> _Task goal_
Count every line that has the word "text". Give the number, without anything more.

> _Exercise data_

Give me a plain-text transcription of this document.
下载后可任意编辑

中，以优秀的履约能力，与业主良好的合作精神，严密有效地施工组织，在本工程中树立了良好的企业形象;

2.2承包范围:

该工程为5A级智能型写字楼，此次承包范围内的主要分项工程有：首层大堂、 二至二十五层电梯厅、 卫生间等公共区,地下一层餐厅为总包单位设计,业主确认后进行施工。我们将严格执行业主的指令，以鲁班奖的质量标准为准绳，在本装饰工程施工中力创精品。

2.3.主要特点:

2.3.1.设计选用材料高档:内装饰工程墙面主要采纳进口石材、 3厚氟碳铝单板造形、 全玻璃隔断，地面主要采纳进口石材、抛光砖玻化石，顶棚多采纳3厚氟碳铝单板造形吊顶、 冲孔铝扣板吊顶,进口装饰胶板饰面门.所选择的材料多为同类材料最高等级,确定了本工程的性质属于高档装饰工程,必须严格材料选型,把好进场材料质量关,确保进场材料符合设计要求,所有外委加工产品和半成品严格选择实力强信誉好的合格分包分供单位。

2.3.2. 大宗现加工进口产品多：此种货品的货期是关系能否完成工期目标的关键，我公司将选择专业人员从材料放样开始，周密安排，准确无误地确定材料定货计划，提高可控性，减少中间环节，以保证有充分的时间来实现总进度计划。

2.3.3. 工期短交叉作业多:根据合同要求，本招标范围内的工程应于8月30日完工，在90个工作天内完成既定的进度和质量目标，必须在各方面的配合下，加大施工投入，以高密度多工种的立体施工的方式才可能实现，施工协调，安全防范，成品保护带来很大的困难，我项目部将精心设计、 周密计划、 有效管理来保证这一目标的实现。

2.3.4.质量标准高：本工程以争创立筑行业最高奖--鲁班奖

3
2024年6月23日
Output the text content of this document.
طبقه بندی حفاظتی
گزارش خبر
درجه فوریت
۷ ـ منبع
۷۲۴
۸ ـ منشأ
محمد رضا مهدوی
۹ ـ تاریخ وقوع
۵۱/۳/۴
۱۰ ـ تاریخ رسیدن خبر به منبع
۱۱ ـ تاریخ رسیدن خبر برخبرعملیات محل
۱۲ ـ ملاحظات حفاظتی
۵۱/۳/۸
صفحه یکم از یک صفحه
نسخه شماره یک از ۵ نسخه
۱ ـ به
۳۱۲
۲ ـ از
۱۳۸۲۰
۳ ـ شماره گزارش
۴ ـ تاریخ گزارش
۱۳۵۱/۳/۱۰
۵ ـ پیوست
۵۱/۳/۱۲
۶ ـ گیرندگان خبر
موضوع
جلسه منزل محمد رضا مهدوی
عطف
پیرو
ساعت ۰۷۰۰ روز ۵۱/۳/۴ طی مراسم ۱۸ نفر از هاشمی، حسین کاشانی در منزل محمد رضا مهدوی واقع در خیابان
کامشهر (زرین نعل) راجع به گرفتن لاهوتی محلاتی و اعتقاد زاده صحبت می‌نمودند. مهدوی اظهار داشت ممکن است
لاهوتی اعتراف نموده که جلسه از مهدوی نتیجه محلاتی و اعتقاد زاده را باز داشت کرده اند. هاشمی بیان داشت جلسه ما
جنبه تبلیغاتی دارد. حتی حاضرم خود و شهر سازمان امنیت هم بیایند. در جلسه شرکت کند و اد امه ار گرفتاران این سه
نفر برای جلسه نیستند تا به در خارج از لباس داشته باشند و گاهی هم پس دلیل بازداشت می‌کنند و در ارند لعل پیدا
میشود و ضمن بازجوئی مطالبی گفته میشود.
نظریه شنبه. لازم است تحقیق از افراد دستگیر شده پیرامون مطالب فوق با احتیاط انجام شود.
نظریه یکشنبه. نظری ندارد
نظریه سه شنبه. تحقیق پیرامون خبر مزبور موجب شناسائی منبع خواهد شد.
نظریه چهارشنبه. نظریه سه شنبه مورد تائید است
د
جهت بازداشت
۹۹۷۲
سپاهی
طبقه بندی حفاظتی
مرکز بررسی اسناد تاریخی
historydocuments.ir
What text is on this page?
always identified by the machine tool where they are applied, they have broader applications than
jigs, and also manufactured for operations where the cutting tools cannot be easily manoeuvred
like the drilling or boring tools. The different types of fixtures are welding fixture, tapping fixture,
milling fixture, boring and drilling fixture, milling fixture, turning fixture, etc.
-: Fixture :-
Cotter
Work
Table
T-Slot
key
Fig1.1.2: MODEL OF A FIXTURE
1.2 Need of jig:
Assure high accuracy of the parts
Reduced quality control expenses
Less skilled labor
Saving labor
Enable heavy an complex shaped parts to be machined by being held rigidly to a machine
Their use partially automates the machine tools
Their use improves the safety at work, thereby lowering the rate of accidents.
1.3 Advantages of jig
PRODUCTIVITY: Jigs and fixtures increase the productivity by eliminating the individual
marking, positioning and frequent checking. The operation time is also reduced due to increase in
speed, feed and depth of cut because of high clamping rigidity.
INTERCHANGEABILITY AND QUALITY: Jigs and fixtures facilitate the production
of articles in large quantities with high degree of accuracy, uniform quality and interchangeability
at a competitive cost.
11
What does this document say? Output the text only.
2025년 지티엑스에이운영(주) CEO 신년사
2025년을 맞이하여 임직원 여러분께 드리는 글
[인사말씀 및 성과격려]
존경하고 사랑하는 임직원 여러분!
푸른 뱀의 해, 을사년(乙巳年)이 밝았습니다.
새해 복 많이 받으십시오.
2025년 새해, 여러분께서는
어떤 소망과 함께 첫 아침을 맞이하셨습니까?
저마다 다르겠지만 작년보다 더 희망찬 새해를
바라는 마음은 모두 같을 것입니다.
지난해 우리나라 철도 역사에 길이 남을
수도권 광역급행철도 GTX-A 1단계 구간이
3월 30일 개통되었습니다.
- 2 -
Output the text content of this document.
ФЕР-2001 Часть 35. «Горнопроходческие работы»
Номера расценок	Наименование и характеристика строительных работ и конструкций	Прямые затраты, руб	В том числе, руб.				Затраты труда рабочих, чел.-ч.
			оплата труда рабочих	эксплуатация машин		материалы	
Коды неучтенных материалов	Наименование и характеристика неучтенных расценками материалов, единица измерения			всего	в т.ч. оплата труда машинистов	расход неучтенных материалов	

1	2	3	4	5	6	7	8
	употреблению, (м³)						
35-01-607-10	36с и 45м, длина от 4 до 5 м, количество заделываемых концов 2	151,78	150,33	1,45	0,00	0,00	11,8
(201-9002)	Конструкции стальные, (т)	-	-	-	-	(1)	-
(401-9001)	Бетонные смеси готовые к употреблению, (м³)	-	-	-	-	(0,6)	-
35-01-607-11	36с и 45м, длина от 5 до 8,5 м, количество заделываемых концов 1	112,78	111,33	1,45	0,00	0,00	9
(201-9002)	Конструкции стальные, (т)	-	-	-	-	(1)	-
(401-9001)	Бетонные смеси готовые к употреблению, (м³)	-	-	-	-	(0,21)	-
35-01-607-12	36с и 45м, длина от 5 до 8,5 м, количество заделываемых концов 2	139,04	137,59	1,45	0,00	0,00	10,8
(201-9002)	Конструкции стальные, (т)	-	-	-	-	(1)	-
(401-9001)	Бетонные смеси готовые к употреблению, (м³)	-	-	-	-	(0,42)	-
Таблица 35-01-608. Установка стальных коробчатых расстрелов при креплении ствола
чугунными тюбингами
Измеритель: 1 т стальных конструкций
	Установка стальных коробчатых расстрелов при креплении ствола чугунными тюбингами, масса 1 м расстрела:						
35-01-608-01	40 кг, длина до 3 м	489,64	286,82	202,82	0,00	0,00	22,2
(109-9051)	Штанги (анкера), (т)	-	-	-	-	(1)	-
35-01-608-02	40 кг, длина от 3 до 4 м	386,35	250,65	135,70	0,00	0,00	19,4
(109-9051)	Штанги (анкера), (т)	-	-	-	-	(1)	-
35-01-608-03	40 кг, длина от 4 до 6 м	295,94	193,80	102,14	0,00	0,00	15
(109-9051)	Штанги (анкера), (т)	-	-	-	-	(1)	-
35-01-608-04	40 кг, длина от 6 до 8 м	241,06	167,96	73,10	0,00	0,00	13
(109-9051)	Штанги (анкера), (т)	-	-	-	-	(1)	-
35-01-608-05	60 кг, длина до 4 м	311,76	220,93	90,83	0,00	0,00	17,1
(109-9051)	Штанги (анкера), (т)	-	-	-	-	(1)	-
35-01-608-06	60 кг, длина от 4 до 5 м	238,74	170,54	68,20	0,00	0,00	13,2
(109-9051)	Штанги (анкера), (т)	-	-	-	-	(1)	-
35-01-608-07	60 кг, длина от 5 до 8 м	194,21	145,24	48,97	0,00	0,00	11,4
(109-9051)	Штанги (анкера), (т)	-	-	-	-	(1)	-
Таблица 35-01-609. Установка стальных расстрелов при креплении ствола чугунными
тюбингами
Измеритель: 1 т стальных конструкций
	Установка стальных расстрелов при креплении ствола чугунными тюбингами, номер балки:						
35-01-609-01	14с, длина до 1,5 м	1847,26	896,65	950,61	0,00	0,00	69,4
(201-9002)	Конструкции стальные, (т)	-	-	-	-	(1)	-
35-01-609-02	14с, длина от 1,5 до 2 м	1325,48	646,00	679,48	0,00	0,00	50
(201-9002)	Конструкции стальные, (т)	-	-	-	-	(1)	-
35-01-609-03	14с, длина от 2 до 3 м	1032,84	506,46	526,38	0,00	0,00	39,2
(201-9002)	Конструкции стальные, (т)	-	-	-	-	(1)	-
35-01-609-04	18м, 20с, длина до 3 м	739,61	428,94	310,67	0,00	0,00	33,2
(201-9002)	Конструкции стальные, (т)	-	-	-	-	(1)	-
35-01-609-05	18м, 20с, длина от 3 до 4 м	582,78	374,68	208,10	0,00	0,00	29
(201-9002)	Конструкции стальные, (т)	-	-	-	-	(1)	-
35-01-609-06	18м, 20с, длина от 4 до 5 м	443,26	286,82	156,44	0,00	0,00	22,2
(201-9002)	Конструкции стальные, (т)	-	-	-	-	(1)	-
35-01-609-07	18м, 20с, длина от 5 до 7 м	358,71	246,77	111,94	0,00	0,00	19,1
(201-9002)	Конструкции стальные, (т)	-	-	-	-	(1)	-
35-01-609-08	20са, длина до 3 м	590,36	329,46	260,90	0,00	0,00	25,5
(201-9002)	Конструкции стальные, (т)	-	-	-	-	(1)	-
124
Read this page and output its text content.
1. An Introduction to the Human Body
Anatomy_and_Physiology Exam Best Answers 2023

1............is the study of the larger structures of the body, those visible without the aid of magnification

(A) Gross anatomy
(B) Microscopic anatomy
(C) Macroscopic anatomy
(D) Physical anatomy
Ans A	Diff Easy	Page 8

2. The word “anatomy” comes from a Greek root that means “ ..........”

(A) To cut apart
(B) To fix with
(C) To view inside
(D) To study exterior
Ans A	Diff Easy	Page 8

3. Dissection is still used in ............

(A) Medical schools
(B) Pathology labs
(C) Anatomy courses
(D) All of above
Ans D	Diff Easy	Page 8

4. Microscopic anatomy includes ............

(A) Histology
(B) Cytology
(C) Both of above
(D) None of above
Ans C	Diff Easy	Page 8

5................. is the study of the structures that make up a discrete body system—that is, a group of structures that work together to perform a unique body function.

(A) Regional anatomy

> _The completed task_
6